> [Exercise prompt] Using the records that follow, copy every line containing the word "consistently".

- - - - -

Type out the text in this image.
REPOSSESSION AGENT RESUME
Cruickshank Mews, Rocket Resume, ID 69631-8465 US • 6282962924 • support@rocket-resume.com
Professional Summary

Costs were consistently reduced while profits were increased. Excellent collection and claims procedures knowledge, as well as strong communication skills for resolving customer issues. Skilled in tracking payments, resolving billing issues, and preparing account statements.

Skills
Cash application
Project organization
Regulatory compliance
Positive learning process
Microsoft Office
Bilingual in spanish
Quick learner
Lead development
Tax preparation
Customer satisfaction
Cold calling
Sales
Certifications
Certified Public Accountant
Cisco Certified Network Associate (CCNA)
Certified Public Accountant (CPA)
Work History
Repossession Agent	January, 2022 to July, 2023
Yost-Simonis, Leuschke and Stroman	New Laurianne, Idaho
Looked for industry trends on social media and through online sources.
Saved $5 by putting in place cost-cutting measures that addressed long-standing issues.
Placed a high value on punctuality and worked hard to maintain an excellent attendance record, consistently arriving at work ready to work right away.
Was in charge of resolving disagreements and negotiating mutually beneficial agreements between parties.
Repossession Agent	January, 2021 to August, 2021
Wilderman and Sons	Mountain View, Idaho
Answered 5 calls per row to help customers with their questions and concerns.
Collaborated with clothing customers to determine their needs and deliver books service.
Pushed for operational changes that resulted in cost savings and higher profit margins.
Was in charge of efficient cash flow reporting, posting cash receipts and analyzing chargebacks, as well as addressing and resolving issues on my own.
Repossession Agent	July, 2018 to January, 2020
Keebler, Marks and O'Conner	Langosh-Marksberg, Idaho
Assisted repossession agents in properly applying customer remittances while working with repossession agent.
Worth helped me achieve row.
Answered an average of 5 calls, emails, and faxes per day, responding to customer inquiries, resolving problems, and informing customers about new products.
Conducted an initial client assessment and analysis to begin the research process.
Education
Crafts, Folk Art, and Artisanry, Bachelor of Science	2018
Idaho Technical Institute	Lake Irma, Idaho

- - - - -

> [The output]
Costs were consistently reduced while profits were increased. Excellent collection and claims procedures knowledge, as well as strong communication skills for resolving customer issues. Skilled in tracking payments, resolving billing issues, and preparing account statements.
Placed a high value on punctuality and worked hard to maintain an excellent attendance record, consistently arriving at work ready to work right away.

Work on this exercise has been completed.